■ Task 1
Revise the listing from the line containing "tree-node[interactable]: ▷Browser Helper" through its last line, changing "folder-icon" to "folder-symbol" and leaving everything else as it is. Return only those lines.

■ Source text
Huddersfield Town
- Chairman: Terry Fisher
- Manager: Neil Warnock
- Stadium: Leeds Road
- Second Division: 11th
- FA Cup: Second round (eliminated by Port Vale)
- League Cup: Second round (eliminated by Arsenal)
- League Trophy: Runners-up (eliminated by Swansea City)
- Top goalscorer: League: Phil Starbuck (12) All: Phil Starbuck (16)
- Highest home attendance: 16,195 vs Blackpool (30 April 1994)
- Lowest home attendance: 1,069 vs Doncaster Rovers (28 September 1993)
- Biggest win: 3–0 vs Scarborough (11 March 1995) 4–1 vs Hartlepool United (27 December 1993) 4–1 vs Carlisle United (8 March 1994) 3–0 vs Wrexham (12 April 1994)
- Biggest defeat: 0–5 vs Arsenal (21 September 1993)
- ← 1992–931994–95 →

= 1993–94 Huddersfield Town A.F.C. season =

Huddersfield Town's 1993–94 campaign was Town's last season playing at their Leeds Road stadium, before moving to the Alfred McAlpine Stadium. Neil Warnock became the Town boss following Ian Ross' resignation. Town finished in 11th place, but a good run in the League Trophy saw Town reach a final at Wembley final for the first time since the 1938 FA Cup Final. Town did lose 3–1 on penalties to Swansea City.

■ Data provided
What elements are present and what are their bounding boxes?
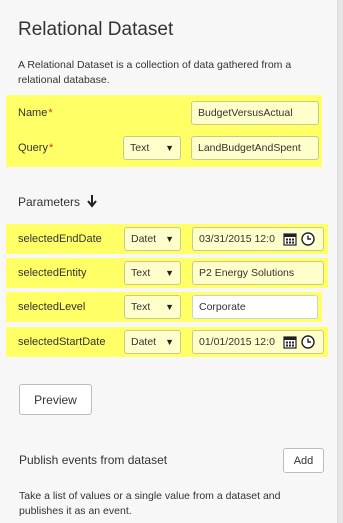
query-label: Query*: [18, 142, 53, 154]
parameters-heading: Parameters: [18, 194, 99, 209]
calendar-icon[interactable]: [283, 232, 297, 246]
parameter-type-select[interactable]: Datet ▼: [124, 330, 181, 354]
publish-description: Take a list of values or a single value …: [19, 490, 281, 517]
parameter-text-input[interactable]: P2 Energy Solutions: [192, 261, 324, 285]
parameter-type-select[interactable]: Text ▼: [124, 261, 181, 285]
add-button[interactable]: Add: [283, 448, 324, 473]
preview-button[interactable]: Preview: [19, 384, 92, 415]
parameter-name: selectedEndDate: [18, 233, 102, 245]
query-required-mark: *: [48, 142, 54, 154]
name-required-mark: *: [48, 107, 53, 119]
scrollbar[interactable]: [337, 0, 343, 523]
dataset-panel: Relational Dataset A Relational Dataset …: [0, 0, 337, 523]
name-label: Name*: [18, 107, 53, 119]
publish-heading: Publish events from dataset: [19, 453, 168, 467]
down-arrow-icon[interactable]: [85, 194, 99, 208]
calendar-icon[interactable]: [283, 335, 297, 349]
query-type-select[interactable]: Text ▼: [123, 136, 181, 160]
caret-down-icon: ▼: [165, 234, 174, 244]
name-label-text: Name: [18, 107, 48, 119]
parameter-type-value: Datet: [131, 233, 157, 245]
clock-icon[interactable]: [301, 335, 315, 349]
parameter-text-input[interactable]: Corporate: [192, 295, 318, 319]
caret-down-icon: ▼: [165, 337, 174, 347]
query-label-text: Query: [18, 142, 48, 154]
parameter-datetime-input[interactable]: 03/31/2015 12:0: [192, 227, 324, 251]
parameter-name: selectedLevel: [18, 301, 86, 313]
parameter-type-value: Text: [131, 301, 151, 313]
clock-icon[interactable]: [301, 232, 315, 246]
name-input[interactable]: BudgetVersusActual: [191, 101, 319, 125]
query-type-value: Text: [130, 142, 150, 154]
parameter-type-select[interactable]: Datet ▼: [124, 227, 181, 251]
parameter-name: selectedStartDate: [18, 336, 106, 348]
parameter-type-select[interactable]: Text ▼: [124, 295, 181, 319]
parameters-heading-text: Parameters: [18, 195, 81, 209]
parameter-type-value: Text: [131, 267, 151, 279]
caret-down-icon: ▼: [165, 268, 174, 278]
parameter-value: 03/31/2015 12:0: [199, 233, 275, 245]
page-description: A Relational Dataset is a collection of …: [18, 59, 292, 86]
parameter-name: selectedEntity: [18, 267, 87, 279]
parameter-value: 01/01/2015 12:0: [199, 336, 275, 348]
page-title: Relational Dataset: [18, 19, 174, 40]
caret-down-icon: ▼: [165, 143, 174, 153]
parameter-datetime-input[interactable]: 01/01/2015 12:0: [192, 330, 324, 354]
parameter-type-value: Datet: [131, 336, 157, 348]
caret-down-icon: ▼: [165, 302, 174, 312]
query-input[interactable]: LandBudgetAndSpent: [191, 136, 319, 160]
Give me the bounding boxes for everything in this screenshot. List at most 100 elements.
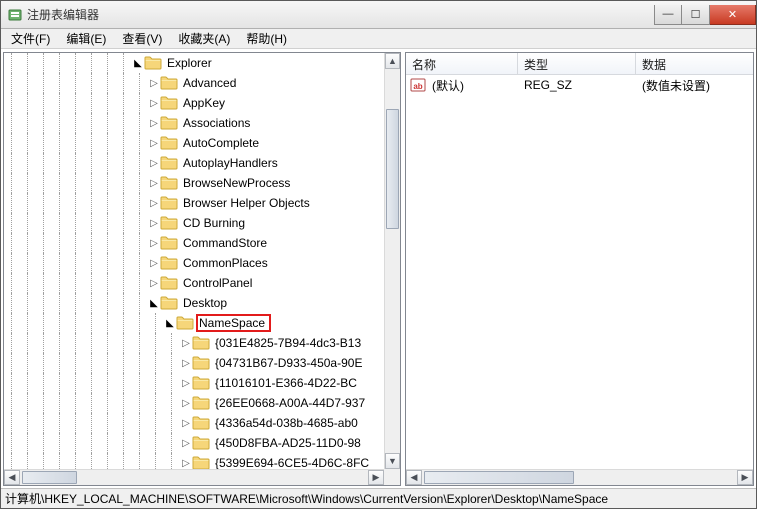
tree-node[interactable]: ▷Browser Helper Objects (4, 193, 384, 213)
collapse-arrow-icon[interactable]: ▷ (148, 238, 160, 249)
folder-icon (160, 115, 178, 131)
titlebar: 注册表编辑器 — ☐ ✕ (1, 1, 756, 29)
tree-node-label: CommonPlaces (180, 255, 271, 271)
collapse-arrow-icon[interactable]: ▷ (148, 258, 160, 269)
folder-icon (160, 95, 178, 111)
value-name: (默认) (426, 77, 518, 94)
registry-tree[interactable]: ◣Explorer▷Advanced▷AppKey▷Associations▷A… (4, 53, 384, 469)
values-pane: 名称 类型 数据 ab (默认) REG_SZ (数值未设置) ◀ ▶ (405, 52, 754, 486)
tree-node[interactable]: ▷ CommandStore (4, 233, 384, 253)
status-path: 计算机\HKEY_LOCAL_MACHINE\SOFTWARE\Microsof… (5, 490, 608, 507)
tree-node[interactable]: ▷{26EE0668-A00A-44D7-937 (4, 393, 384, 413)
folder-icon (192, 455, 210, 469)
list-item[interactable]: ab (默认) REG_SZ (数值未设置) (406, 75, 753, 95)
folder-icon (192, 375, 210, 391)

■ Task 2
Answer these from the Huddersfield Town season summary:
(a) Who was the club's manager?
(b) What was the lowest home attendance, and against which opponent?
(c) Which team beat Town in the League Trophy final, and by what result?

■ Task output 1
tree-node[interactable]: ▷Browser Helper Objects (4, 193, 384, 213)
collapse-arrow-icon[interactable]: ▷ (148, 238, 160, 249)
folder-symbol (160, 115, 178, 131)
titlebar: 注册表编辑器 — ☐ ✕ (1, 1, 756, 29)
tree-node-label: CommonPlaces (180, 255, 271, 271)
collapse-arrow-icon[interactable]: ▷ (148, 258, 160, 269)
folder-symbol (160, 95, 178, 111)
value-name: (默认) (426, 77, 518, 94)
registry-tree[interactable]: ◣Explorer▷Advanced▷AppKey▷Associations▷A… (4, 53, 384, 469)
values-pane: 名称 类型 数据 ab (默认) REG_SZ (数值未设置) ◀ ▶ (405, 52, 754, 486)
tree-node[interactable]: ▷ CommandStore (4, 233, 384, 253)
status-path: 计算机\HKEY_LOCAL_MACHINE\SOFTWARE\Microsof… (5, 490, 608, 507)
tree-node[interactable]: ▷{26EE0668-A00A-44D7-937 (4, 393, 384, 413)
folder-symbol (192, 455, 210, 469)
list-item[interactable]: ab (默认) REG_SZ (数值未设置) (406, 75, 753, 95)
folder-symbol (192, 375, 210, 391)

■ Task output 2
(a) Neil Warnock
(b) 1,069, against Doncaster Rovers
(c) Swansea City, 3–1 on penalties